AIM OF THE EXERCISE – Copy everything in the listing below word for word, apart from any images.

EXTRACTED MATERIAL –
====
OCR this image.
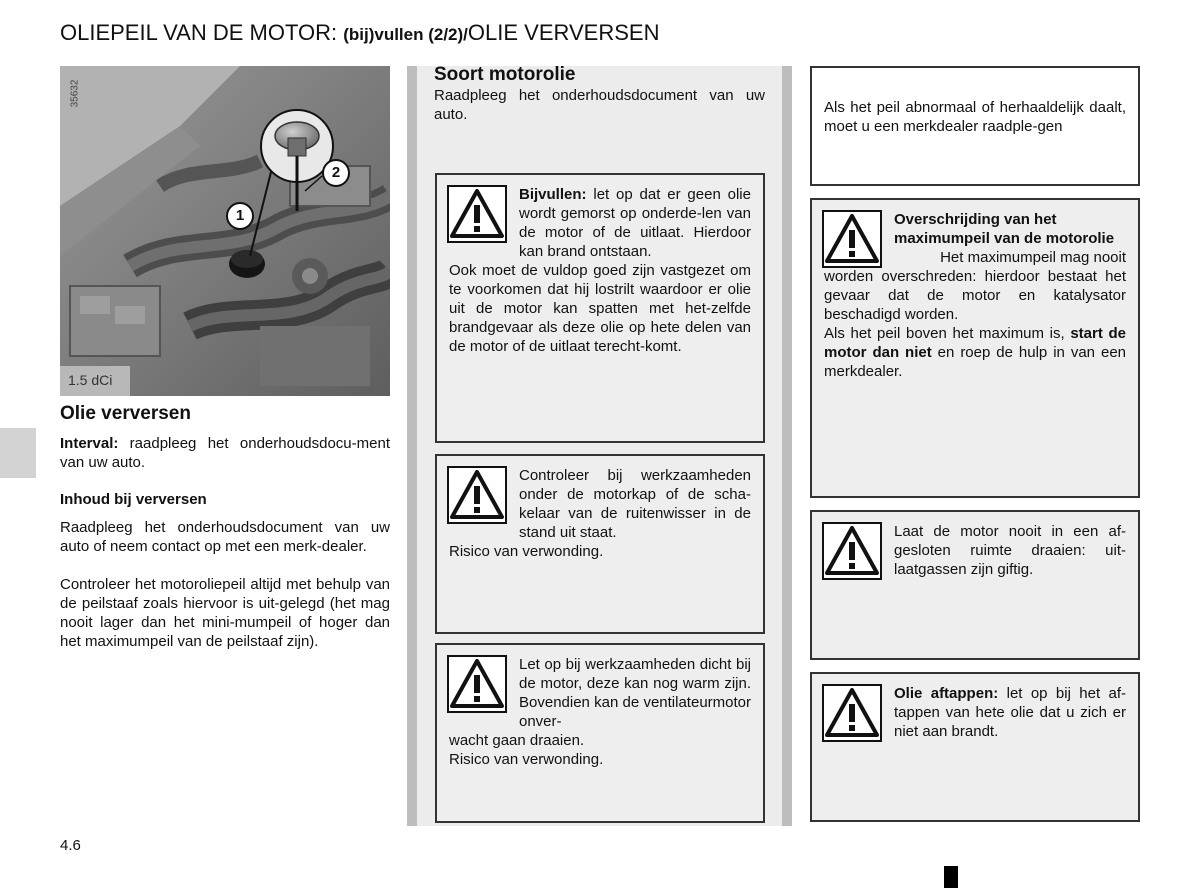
OLIEPEIL VAN DE MOTOR: (bij)vullen (2/2)/OLIE VERVERSEN
35632
1
2
1.5 dCi
Olie verversen
Interval: raadpleeg het onderhoudsdocu-ment van uw auto.
Inhoud bij verversen
Raadpleeg het onderhoudsdocument van uw auto of neem contact op met een merk-dealer.
Controleer het motoroliepeil altijd met behulp van de peilstaaf zoals hiervoor is uit-gelegd (het mag nooit lager dan het mini-mumpeil of hoger dan het maximumpeil van de peilstaaf zijn).
Soort motorolie
Raadpleeg het onderhoudsdocument van uw auto.
Bijvullen: let op dat er geen olie wordt gemorst op onderde-len van de motor of de uitlaat. Hierdoor kan brand ontstaan.
Ook moet de vuldop goed zijn vastgezet om te voorkomen dat hij lostrilt waardoor er olie uit de motor kan spatten met het-zelfde brandgevaar als deze olie op hete delen van de motor of de uitlaat terecht-komt.
Controleer bij werkzaamheden onder de motorkap of de scha-kelaar van de ruitenwisser in de stand uit staat.
Risico van verwonding.
Let op bij werkzaamheden dicht bij de motor, deze kan nog warm zijn. Bovendien kan de ventilateurmotor onver-
wacht gaan draaien.
Risico van verwonding.
Als het peil abnormaal of herhaaldelijk daalt, moet u een merkdealer raadple-gen
Overschrijding van het maximumpeil van de motorolie
Het maximumpeil mag nooit
worden overschreden: hierdoor bestaat het gevaar dat de motor en katalysator beschadigd worden.
Als het peil boven het maximum is, start de motor dan niet en roep de hulp in van een merkdealer.
Laat de motor nooit in een af-gesloten ruimte draaien: uit-laatgassen zijn giftig.
Olie aftappen: let op bij het af-tappen van hete olie dat u zich er niet aan brandt.
4.6
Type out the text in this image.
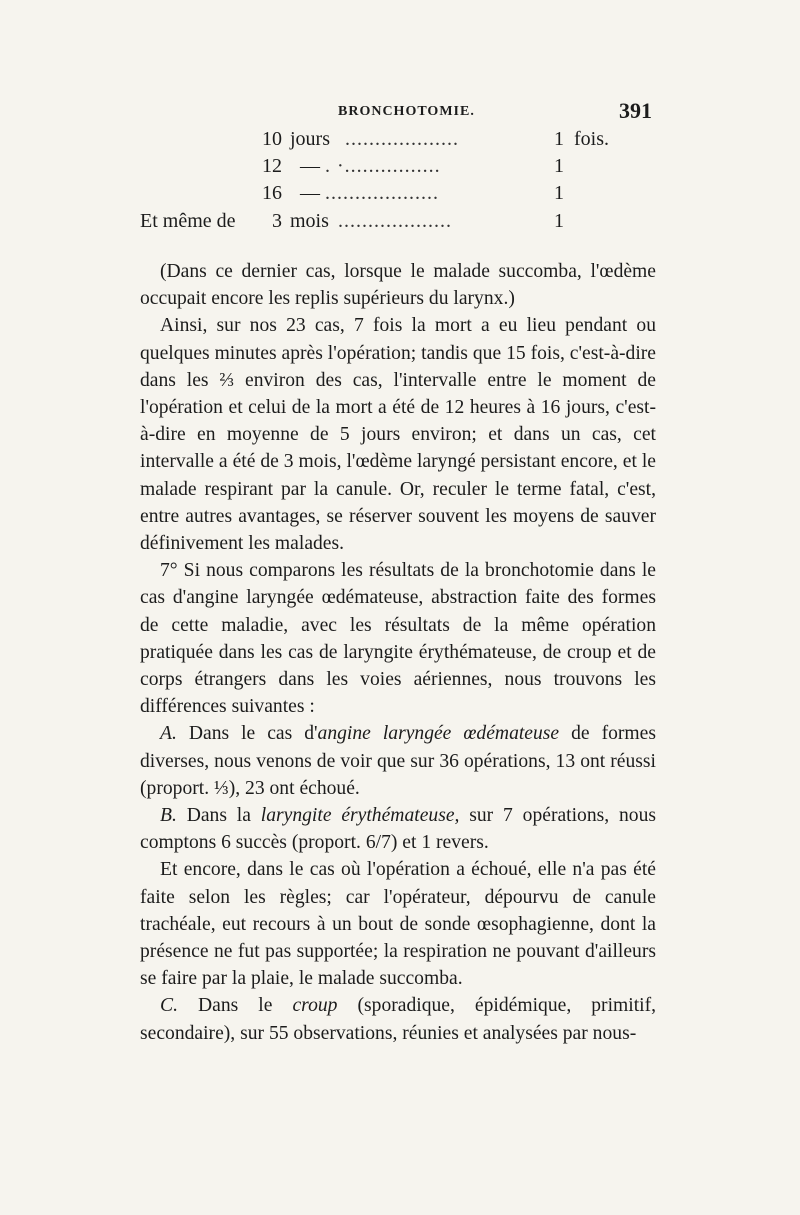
BRONCHOTOMIE.	391
10 jours ...................	1 fois.
12 — . ·................	1
16 — ...................	1
Et même de	3 mois ...................	1

(Dans ce dernier cas, lorsque le malade succomba, l'œdème occupait encore les replis supérieurs du larynx.)

Ainsi, sur nos 23 cas, 7 fois la mort a eu lieu pendant ou quelques minutes après l'opération; tandis que 15 fois, c'est-à-dire dans les ⅔ environ des cas, l'intervalle entre le moment de l'opération et celui de la mort a été de 12 heures à 16 jours, c'est-à-dire en moyenne de 5 jours environ; et dans un cas, cet intervalle a été de 3 mois, l'œdème laryngé persistant encore, et le malade respirant par la canule. Or, reculer le terme fatal, c'est, entre autres avantages, se réserver souvent les moyens de sauver définivement les malades.

7° Si nous comparons les résultats de la bronchotomie dans le cas d'angine laryngée œdémateuse, abstraction faite des formes de cette maladie, avec les résultats de la même opération pratiquée dans les cas de laryngite érythémateuse, de croup et de corps étrangers dans les voies aériennes, nous trouvons les différences suivantes :

A. Dans le cas d'angine laryngée œdémateuse de formes diverses, nous venons de voir que sur 36 opérations, 13 ont réussi (proport. ⅓), 23 ont échoué.

B. Dans la laryngite érythémateuse, sur 7 opérations, nous comptons 6 succès (proport. 6/7) et 1 revers.

Et encore, dans le cas où l'opération a échoué, elle n'a pas été faite selon les règles; car l'opérateur, dépourvu de canule trachéale, eut recours à un bout de sonde œsophagienne, dont la présence ne fut pas supportée; la respiration ne pouvant d'ailleurs se faire par la plaie, le malade succomba.

C. Dans le croup (sporadique, épidémique, primitif, secondaire), sur 55 observations, réunies et analysées par nous-
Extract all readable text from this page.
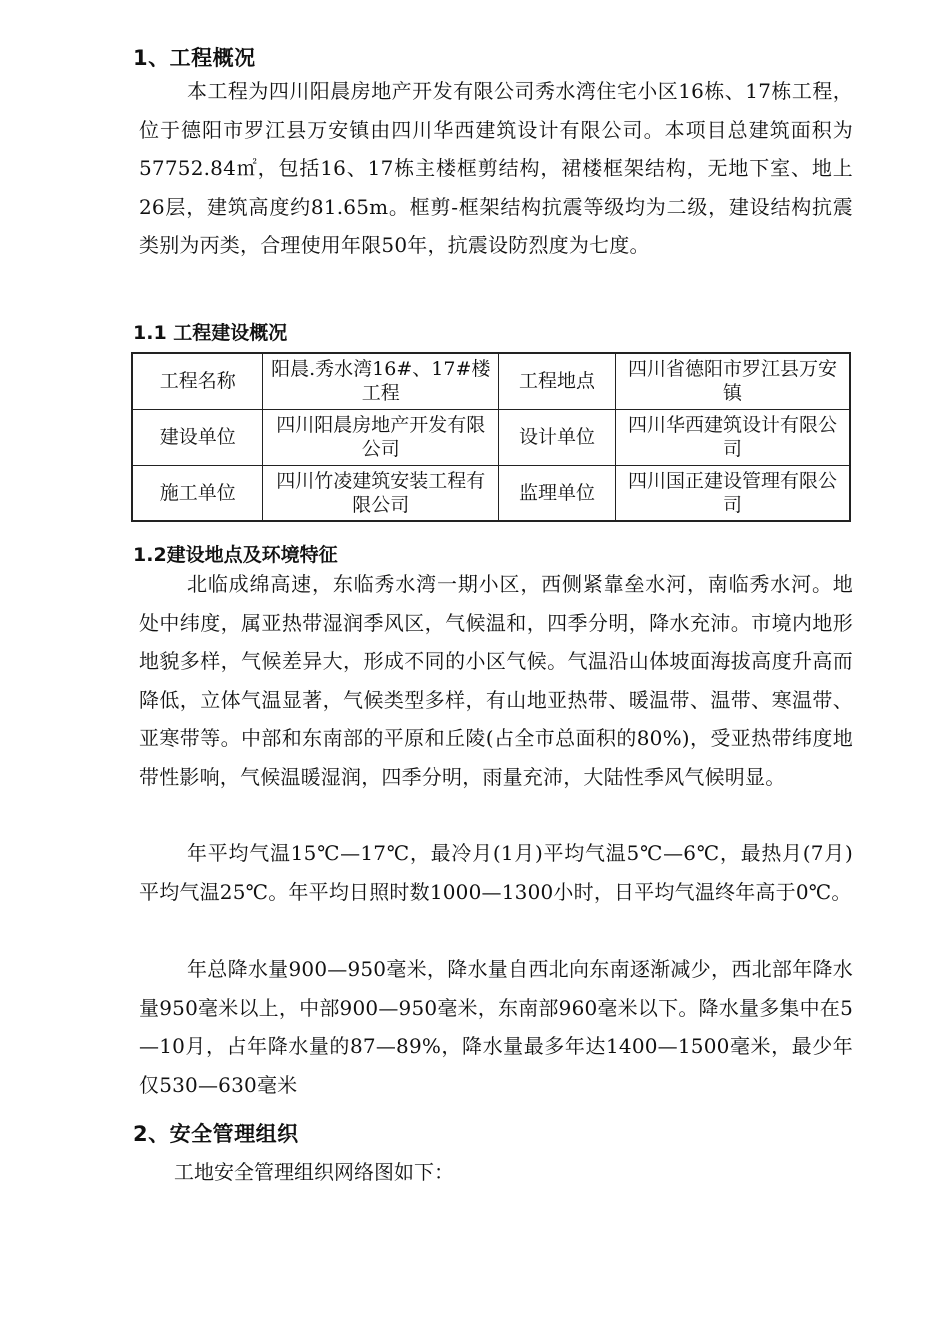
1、工程概况
本工程为四川阳晨房地产开发有限公司秀水湾住宅小区16栋、17栋工程，位于德阳市罗江县万安镇由四川华西建筑设计有限公司。本项目总建筑面积为57752.84㎡，包括16、17栋主楼框剪结构，裙楼框架结构，无地下室、地上26层，建筑高度约81.65m。框剪-框架结构抗震等级均为二级，建设结构抗震类别为丙类，合理使用年限50年，抗震设防烈度为七度。
1.1 工程建设概况
工程名称	阳晨.秀水湾16#、17#楼工程	工程地点	四川省德阳市罗江县万安镇
建设单位	四川阳晨房地产开发有限公司	设计单位	四川华西建筑设计有限公司
施工单位	四川竹凌建筑安装工程有限公司	监理单位	四川国正建设管理有限公司
1.2建设地点及环境特征
北临成绵高速，东临秀水湾一期小区，西侧紧靠垒水河，南临秀水河。地处中纬度，属亚热带湿润季风区，气候温和，四季分明，降水充沛。市境内地形地貌多样，气候差异大，形成不同的小区气候。气温沿山体坡面海拔高度升高而降低，立体气温显著，气候类型多样，有山地亚热带、暖温带、温带、寒温带、亚寒带等。中部和东南部的平原和丘陵(占全市总面积的80%)，受亚热带纬度地带性影响，气候温暖湿润，四季分明，雨量充沛，大陆性季风气候明显。
年平均气温15℃—17℃，最冷月(1月)平均气温5℃—6℃，最热月(7月)平均气温25℃。年平均日照时数1000—1300小时，日平均气温终年高于0℃。
年总降水量900—950毫米，降水量自西北向东南逐渐减少，西北部年降水量950毫米以上，中部900—950毫米，东南部960毫米以下。降水量多集中在5—10月，占年降水量的87—89%，降水量最多年达1400—1500毫米，最少年仅530—630毫米
2、安全管理组织
工地安全管理组织网络图如下：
====
TASK ANSWER –
OCR this image.
OLIEPEIL VAN DE MOTOR: (bij)vullen (2/2)/OLIE VERVERSEN
35632
1
2
1.5 dCi
Olie verversen
Interval: raadpleeg het onderhoudsdocu-ment van uw auto.
Inhoud bij verversen
Raadpleeg het onderhoudsdocument van uw auto of neem contact op met een merk-dealer.
Controleer het motoroliepeil altijd met behulp van de peilstaaf zoals hiervoor is uit-gelegd (het mag nooit lager dan het mini-mumpeil of hoger dan het maximumpeil van de peilstaaf zijn).
Soort motorolie
Raadpleeg het onderhoudsdocument van uw auto.
Bijvullen: let op dat er geen olie wordt gemorst op onderde-len van de motor of de uitlaat. Hierdoor kan brand ontstaan.
Ook moet de vuldop goed zijn vastgezet om te voorkomen dat hij lostrilt waardoor er olie uit de motor kan spatten met het-zelfde brandgevaar als deze olie op hete delen van de motor of de uitlaat terecht-komt.
Controleer bij werkzaamheden onder de motorkap of de scha-kelaar van de ruitenwisser in de stand uit staat.
Risico van verwonding.
Let op bij werkzaamheden dicht bij de motor, deze kan nog warm zijn. Bovendien kan de ventilateurmotor onver-
wacht gaan draaien.
Risico van verwonding.
Als het peil abnormaal of herhaaldelijk daalt, moet u een merkdealer raadple-gen
Overschrijding van het maximumpeil van de motorolie
Het maximumpeil mag nooit
worden overschreden: hierdoor bestaat het gevaar dat de motor en katalysator beschadigd worden.
Als het peil boven het maximum is, start de motor dan niet en roep de hulp in van een merkdealer.
Laat de motor nooit in een af-gesloten ruimte draaien: uit-laatgassen zijn giftig.
Olie aftappen: let op bij het af-tappen van hete olie dat u zich er niet aan brandt.
4.6
Type out the text in this image.
BRONCHOTOMIE.	391
10 jours ...................	1 fois.
12 — . ·................	1
16 — ...................	1
Et même de	3 mois ...................	1

(Dans ce dernier cas, lorsque le malade succomba, l'œdème occupait encore les replis supérieurs du larynx.)

Ainsi, sur nos 23 cas, 7 fois la mort a eu lieu pendant ou quelques minutes après l'opération; tandis que 15 fois, c'est-à-dire dans les ⅔ environ des cas, l'intervalle entre le moment de l'opération et celui de la mort a été de 12 heures à 16 jours, c'est-à-dire en moyenne de 5 jours environ; et dans un cas, cet intervalle a été de 3 mois, l'œdème laryngé persistant encore, et le malade respirant par la canule. Or, reculer le terme fatal, c'est, entre autres avantages, se réserver souvent les moyens de sauver définivement les malades.

7° Si nous comparons les résultats de la bronchotomie dans le cas d'angine laryngée œdémateuse, abstraction faite des formes de cette maladie, avec les résultats de la même opération pratiquée dans les cas de laryngite érythémateuse, de croup et de corps étrangers dans les voies aériennes, nous trouvons les différences suivantes :

A. Dans le cas d'angine laryngée œdémateuse de formes diverses, nous venons de voir que sur 36 opérations, 13 ont réussi (proport. ⅓), 23 ont échoué.

B. Dans la laryngite érythémateuse, sur 7 opérations, nous comptons 6 succès (proport. 6/7) et 1 revers.

Et encore, dans le cas où l'opération a échoué, elle n'a pas été faite selon les règles; car l'opérateur, dépourvu de canule trachéale, eut recours à un bout de sonde œsophagienne, dont la présence ne fut pas supportée; la respiration ne pouvant d'ailleurs se faire par la plaie, le malade succomba.

C. Dans le croup (sporadique, épidémique, primitif, secondaire), sur 55 observations, réunies et analysées par nous-
Extract all readable text from this page.
1、工程概况
本工程为四川阳晨房地产开发有限公司秀水湾住宅小区16栋、17栋工程，位于德阳市罗江县万安镇由四川华西建筑设计有限公司。本项目总建筑面积为57752.84㎡，包括16、17栋主楼框剪结构，裙楼框架结构，无地下室、地上26层，建筑高度约81.65m。框剪-框架结构抗震等级均为二级，建设结构抗震类别为丙类，合理使用年限50年，抗震设防烈度为七度。
1.1 工程建设概况
工程名称	阳晨.秀水湾16#、17#楼工程	工程地点	四川省德阳市罗江县万安镇
建设单位	四川阳晨房地产开发有限公司	设计单位	四川华西建筑设计有限公司
施工单位	四川竹凌建筑安装工程有限公司	监理单位	四川国正建设管理有限公司
1.2建设地点及环境特征
北临成绵高速，东临秀水湾一期小区，西侧紧靠垒水河，南临秀水河。地处中纬度，属亚热带湿润季风区，气候温和，四季分明，降水充沛。市境内地形地貌多样，气候差异大，形成不同的小区气候。气温沿山体坡面海拔高度升高而降低，立体气温显著，气候类型多样，有山地亚热带、暖温带、温带、寒温带、亚寒带等。中部和东南部的平原和丘陵(占全市总面积的80%)，受亚热带纬度地带性影响，气候温暖湿润，四季分明，雨量充沛，大陆性季风气候明显。
年平均气温15℃—17℃，最冷月(1月)平均气温5℃—6℃，最热月(7月)平均气温25℃。年平均日照时数1000—1300小时，日平均气温终年高于0℃。
年总降水量900—950毫米，降水量自西北向东南逐渐减少，西北部年降水量950毫米以上，中部900—950毫米，东南部960毫米以下。降水量多集中在5—10月，占年降水量的87—89%，降水量最多年达1400—1500毫米，最少年仅530—630毫米
2、安全管理组织
工地安全管理组织网络图如下：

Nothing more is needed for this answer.